[Figure dataset records]

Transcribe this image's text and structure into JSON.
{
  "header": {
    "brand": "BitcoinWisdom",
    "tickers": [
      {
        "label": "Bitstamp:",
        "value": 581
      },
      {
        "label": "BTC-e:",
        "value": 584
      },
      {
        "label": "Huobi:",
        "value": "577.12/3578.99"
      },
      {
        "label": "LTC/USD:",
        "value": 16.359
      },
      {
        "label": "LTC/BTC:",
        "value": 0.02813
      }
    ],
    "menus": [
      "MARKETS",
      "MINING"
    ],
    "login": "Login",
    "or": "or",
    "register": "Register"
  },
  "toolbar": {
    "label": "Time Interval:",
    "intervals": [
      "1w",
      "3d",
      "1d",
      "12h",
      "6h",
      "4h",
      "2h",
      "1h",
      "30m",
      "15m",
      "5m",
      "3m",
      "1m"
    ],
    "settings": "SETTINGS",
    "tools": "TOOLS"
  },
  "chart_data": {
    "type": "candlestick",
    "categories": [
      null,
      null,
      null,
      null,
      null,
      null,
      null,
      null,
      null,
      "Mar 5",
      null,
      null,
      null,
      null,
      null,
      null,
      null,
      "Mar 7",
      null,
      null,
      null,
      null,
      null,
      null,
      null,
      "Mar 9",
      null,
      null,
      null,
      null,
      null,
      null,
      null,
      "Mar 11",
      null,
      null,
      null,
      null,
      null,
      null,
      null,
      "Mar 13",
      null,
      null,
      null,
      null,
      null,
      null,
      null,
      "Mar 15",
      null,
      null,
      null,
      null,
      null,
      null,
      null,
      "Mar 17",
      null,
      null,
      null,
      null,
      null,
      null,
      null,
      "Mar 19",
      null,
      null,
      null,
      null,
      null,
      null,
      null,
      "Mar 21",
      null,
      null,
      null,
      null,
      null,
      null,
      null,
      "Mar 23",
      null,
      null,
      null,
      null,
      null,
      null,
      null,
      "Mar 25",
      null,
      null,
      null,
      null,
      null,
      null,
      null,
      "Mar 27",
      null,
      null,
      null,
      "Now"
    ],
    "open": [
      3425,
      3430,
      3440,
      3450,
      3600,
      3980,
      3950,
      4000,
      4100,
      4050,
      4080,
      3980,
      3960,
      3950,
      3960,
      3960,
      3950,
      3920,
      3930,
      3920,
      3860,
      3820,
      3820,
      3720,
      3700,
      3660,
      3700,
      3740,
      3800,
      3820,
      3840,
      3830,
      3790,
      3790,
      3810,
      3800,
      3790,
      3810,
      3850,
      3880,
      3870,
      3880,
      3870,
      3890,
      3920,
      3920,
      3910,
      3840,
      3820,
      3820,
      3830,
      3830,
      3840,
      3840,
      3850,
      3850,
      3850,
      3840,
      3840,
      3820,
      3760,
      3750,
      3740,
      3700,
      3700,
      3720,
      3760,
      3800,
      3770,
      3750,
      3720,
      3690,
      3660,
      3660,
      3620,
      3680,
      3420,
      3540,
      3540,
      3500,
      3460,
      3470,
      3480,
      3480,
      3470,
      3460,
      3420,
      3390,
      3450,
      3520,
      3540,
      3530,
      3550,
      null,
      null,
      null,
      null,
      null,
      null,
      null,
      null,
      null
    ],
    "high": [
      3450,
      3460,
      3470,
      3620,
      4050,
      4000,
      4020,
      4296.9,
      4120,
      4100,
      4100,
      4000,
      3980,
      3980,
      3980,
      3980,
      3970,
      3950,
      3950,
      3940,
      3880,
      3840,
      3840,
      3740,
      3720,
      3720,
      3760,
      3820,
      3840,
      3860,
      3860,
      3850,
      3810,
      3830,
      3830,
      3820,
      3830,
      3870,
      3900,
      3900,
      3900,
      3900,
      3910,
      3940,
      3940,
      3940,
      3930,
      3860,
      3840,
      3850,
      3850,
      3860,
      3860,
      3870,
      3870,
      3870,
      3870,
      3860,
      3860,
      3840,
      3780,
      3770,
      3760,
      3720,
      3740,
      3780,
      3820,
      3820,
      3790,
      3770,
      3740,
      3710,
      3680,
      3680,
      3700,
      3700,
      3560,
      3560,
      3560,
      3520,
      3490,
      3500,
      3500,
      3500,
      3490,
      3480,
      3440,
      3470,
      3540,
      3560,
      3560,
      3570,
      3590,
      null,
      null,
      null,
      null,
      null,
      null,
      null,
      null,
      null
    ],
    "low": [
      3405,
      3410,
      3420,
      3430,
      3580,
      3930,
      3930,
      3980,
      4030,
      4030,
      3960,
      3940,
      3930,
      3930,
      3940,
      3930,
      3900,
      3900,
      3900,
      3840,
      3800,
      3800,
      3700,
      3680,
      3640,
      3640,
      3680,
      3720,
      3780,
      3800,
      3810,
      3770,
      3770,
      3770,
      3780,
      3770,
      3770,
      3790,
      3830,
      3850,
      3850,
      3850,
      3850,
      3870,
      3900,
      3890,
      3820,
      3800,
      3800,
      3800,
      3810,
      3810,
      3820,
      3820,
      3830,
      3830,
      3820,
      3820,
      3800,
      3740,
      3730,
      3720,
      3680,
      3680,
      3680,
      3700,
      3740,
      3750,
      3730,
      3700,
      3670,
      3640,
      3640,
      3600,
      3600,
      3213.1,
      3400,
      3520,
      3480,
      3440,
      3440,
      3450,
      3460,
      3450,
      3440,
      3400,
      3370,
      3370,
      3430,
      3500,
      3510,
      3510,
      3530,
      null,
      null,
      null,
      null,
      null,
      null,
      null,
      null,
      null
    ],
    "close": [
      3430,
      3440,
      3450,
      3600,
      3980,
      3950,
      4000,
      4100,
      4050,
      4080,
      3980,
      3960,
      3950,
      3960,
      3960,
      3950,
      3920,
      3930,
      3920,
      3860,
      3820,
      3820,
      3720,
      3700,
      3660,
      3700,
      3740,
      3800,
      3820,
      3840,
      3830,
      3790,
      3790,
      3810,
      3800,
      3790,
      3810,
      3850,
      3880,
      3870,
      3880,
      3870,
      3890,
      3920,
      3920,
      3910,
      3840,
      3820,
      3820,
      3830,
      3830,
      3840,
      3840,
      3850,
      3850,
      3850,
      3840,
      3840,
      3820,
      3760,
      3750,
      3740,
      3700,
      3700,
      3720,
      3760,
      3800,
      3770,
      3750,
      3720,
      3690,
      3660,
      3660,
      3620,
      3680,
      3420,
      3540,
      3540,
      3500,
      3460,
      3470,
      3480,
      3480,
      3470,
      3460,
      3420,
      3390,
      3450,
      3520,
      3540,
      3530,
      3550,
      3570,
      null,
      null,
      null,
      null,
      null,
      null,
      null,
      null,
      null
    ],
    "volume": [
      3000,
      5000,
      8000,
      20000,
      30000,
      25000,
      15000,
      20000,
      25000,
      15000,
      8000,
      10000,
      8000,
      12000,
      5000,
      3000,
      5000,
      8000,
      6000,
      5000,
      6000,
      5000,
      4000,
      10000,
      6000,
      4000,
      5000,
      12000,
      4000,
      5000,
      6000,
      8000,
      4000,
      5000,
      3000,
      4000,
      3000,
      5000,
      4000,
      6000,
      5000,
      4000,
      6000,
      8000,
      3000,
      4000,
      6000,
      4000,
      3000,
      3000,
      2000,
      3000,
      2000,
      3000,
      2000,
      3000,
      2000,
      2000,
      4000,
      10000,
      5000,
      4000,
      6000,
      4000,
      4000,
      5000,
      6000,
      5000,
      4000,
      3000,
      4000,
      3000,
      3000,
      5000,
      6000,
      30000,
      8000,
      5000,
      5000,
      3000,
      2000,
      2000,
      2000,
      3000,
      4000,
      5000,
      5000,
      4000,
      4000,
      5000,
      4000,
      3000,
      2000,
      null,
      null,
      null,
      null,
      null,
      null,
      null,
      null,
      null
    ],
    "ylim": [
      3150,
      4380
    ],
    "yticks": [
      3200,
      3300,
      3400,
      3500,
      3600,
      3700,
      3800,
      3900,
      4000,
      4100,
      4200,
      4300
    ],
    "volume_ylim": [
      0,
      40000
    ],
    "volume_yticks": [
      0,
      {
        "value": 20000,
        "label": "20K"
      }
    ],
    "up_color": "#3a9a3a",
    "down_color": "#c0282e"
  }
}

▶ [REQUIRED WORK]: Which lines contain the word "value"? Return each of them.

▶ [EXERCISE SOLUTION]:
        "value": 581
        "value": 584
        "value": "577.12/3578.99"
        "value": 16.359
        "value": 0.02813
        "value": 20000,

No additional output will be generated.